-- Start Supplied material --

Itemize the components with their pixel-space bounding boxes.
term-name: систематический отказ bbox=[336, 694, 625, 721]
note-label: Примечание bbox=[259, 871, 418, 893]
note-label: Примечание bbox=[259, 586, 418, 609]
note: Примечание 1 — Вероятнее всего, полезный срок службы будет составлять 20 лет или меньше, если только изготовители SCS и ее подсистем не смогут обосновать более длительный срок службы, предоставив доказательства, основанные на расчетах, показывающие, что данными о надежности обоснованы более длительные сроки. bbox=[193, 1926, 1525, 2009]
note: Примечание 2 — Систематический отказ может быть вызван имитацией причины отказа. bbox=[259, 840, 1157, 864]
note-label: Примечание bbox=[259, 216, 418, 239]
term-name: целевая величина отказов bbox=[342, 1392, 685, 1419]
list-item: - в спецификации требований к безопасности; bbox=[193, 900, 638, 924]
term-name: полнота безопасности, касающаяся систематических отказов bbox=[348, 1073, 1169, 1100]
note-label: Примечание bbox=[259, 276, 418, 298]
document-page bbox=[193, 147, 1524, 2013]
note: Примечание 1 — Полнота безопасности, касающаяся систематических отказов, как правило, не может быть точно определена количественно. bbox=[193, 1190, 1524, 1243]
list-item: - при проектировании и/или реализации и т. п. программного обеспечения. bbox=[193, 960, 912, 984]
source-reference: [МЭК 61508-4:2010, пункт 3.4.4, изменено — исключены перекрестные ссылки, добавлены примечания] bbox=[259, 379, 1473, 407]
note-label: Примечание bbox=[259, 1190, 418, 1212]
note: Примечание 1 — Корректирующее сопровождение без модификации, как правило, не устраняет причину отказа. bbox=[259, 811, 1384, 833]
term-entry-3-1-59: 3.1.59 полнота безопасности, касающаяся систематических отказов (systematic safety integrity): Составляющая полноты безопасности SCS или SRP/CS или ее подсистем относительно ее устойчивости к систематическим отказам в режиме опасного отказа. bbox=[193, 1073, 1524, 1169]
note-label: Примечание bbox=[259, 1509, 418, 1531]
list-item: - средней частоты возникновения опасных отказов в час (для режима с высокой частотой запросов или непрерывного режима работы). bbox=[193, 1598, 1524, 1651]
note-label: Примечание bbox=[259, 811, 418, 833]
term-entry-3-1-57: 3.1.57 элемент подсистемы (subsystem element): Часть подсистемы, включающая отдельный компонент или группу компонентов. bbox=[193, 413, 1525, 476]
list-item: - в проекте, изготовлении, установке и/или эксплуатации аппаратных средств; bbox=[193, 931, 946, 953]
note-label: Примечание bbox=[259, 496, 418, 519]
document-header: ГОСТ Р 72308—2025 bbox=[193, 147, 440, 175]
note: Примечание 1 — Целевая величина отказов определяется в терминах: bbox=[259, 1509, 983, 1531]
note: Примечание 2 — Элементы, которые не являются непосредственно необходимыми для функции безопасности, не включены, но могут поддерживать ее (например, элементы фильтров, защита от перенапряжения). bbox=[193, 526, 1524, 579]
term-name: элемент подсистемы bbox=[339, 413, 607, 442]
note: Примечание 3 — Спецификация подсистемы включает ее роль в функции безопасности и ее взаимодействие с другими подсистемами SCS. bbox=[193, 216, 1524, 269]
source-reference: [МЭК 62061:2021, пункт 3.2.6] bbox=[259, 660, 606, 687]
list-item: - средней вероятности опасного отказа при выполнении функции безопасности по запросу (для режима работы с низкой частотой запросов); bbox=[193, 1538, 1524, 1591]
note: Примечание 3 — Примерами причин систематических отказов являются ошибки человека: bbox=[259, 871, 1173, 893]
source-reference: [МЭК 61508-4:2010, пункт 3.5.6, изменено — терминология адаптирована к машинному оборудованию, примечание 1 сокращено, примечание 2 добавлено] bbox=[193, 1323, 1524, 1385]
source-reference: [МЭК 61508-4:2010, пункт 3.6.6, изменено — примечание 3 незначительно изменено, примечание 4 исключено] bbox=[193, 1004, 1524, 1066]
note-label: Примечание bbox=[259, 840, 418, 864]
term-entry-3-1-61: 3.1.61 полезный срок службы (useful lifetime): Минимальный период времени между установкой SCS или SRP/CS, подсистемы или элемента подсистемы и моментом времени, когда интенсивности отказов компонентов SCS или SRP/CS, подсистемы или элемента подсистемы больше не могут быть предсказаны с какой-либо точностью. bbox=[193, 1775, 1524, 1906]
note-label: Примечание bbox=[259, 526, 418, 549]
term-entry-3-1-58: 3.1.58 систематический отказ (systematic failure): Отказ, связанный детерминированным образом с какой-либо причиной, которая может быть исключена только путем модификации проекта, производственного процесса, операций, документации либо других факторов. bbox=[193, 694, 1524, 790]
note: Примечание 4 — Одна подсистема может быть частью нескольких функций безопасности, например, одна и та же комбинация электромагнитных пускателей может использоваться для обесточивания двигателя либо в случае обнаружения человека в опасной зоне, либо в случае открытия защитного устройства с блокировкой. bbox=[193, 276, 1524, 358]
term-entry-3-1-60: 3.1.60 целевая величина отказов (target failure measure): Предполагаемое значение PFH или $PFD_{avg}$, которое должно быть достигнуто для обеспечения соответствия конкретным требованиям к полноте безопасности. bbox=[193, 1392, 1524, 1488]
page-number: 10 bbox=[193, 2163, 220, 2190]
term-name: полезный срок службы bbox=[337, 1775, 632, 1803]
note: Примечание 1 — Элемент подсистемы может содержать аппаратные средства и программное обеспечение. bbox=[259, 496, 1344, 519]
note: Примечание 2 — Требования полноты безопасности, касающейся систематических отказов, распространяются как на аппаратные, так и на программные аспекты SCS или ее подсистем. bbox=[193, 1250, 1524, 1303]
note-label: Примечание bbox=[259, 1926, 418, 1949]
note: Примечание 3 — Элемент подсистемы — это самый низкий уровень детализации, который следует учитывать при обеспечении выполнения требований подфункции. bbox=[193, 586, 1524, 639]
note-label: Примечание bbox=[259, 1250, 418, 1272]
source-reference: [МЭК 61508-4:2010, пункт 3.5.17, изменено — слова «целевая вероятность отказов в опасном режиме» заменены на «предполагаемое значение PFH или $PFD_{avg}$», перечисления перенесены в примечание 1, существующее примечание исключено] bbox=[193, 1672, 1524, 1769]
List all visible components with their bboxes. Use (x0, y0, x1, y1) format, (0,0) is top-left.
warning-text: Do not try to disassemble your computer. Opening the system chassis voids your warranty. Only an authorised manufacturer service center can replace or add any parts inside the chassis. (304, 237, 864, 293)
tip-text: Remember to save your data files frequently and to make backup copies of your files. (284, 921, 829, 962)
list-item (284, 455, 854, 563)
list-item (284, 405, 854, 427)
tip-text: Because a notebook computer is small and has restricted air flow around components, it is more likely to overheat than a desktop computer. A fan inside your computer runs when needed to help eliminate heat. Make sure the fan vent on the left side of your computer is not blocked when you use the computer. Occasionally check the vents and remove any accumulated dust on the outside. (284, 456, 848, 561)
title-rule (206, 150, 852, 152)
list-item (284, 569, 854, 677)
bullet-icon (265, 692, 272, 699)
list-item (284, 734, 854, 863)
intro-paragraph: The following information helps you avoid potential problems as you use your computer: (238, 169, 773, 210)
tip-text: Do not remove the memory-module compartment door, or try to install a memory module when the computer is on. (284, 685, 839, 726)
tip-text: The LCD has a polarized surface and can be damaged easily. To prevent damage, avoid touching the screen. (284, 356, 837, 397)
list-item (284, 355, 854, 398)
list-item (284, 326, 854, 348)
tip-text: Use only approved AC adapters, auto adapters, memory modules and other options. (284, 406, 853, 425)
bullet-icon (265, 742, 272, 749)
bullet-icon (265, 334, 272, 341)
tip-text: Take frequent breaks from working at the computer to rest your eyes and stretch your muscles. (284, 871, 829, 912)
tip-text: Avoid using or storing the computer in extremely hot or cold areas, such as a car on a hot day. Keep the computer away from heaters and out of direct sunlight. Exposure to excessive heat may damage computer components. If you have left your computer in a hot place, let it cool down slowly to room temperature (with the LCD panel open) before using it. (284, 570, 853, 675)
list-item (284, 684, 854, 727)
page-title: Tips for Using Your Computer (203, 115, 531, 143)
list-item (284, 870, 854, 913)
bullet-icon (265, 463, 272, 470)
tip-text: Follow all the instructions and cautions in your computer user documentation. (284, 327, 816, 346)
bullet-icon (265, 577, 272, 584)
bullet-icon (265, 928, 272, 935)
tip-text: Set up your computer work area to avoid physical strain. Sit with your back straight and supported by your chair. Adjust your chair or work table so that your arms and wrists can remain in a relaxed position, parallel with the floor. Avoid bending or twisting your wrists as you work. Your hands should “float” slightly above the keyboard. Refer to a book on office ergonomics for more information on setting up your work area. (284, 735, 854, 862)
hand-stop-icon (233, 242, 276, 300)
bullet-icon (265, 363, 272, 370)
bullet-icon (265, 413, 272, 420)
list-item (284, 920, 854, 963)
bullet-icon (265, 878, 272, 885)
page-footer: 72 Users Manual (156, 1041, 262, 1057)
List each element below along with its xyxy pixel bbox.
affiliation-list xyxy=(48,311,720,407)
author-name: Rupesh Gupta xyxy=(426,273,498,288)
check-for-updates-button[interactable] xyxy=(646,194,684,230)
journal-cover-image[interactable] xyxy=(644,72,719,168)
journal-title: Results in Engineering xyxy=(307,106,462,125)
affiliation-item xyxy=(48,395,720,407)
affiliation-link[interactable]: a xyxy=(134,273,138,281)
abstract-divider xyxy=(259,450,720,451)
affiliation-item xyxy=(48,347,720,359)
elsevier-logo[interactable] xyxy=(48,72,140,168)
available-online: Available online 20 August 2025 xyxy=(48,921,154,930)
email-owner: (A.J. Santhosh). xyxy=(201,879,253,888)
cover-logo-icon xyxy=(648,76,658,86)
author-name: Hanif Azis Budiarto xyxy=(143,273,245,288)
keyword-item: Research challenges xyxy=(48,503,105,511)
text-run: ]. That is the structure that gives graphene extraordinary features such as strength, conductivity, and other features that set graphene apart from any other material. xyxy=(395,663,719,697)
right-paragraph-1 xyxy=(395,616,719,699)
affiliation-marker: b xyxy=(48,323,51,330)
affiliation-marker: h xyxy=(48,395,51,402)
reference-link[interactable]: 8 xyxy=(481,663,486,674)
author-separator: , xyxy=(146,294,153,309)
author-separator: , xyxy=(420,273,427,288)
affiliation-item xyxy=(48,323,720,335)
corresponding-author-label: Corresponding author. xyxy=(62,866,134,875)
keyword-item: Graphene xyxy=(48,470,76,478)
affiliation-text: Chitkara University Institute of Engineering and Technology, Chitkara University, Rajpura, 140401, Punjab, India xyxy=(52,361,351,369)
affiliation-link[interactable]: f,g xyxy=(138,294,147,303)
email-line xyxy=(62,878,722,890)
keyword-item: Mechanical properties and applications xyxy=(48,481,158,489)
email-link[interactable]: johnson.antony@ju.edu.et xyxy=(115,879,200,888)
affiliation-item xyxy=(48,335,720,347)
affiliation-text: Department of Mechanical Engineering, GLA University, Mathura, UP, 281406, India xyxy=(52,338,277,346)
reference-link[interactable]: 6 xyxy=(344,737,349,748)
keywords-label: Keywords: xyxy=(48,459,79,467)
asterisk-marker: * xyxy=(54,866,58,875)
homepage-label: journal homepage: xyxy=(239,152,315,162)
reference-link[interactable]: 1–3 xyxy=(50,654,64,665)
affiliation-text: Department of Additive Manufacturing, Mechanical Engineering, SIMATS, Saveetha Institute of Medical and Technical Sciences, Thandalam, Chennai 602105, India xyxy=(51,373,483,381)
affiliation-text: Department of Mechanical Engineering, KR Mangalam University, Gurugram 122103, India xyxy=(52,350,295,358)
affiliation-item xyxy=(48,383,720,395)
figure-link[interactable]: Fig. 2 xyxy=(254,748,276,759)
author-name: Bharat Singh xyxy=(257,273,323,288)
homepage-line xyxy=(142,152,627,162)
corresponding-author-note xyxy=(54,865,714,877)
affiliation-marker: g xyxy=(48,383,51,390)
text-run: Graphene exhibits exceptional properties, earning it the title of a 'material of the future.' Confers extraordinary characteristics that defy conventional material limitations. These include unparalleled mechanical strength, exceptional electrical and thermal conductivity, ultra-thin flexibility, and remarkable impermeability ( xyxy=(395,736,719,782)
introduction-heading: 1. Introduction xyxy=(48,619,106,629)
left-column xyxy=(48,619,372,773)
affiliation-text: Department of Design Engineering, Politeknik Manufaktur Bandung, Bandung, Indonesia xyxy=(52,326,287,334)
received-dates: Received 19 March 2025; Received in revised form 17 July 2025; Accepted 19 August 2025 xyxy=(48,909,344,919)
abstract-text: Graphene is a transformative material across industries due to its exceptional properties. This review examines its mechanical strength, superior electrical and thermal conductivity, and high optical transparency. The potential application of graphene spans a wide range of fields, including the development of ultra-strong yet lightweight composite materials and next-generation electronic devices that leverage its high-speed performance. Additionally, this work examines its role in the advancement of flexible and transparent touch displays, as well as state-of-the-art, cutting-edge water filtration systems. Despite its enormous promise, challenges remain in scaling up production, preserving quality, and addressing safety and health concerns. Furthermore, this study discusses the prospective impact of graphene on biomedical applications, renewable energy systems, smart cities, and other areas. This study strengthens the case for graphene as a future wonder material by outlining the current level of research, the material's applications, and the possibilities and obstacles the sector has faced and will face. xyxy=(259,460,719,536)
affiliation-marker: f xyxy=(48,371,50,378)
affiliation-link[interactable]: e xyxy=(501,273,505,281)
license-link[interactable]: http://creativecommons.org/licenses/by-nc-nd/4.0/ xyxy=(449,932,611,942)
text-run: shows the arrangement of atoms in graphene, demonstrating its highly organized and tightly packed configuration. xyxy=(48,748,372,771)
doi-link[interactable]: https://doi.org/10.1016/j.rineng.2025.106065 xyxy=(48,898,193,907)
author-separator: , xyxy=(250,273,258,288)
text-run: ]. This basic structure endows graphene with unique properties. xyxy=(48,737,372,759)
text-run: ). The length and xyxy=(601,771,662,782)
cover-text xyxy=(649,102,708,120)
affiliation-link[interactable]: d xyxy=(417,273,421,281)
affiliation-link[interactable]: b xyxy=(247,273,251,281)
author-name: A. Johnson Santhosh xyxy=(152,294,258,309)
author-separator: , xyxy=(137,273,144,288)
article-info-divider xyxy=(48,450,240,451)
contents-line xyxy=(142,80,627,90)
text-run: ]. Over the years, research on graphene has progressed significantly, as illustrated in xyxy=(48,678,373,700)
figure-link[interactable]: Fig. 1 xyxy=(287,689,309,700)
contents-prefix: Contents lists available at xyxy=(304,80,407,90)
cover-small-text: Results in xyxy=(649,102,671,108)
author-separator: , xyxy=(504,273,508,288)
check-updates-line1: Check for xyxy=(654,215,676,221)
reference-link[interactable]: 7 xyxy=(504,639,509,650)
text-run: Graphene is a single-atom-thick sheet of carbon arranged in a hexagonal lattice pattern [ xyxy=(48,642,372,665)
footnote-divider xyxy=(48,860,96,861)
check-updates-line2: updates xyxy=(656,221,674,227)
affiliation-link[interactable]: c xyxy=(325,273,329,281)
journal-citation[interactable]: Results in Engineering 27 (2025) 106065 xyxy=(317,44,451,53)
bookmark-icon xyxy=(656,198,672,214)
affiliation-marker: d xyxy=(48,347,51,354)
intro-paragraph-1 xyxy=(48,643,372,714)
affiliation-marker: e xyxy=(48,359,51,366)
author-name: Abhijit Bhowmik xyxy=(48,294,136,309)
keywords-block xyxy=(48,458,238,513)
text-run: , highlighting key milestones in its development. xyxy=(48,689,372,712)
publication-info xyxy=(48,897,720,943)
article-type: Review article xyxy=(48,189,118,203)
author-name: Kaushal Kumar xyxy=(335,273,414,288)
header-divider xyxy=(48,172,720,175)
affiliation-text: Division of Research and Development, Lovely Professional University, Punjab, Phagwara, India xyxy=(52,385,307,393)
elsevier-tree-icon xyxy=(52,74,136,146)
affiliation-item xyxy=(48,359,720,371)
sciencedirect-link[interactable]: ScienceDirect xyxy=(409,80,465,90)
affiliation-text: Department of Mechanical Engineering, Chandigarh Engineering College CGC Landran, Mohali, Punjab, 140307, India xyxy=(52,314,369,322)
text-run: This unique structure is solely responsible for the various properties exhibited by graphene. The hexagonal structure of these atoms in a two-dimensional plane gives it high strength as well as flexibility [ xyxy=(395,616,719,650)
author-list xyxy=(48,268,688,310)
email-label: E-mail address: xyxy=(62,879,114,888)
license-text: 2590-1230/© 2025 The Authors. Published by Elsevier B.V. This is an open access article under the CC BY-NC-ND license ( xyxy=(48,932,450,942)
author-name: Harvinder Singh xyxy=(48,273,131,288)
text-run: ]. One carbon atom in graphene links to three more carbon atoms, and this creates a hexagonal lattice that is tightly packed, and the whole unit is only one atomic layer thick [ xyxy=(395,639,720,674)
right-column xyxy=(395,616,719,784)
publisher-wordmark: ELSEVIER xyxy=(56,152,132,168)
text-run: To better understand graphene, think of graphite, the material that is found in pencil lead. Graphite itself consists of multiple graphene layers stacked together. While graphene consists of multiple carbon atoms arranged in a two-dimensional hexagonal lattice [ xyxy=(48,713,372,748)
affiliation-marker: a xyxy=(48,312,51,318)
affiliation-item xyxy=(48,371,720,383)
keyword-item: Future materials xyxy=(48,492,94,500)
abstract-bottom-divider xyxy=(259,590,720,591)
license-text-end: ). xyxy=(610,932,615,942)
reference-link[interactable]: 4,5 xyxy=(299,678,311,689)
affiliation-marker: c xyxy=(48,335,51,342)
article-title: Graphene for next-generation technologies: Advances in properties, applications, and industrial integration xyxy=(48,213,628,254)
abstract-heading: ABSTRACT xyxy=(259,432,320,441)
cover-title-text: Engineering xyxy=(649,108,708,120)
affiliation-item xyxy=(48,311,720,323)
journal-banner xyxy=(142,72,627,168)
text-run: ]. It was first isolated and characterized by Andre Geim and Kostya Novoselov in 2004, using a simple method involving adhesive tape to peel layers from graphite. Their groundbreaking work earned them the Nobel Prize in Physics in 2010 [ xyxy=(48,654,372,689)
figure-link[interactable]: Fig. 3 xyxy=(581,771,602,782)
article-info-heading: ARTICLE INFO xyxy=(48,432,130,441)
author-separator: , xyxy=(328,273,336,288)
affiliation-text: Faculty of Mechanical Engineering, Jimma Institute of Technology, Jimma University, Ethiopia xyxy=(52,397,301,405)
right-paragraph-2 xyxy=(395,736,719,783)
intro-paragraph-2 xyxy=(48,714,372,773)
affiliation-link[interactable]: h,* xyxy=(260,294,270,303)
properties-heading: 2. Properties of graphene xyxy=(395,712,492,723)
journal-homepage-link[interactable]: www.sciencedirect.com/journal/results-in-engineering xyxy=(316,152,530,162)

-- End Supplied material --

Given instruction: Can you repeat the rows word for word, starting at the first row and going up to and including the line with "note-label: Примечание bbox=[259, 586, 418, 609]"?

Worked solution:
Itemize the components with their pixel-space bounding boxes.
term-name: систематический отказ bbox=[336, 694, 625, 721]
note-label: Примечание bbox=[259, 871, 418, 893]
note-label: Примечание bbox=[259, 586, 418, 609]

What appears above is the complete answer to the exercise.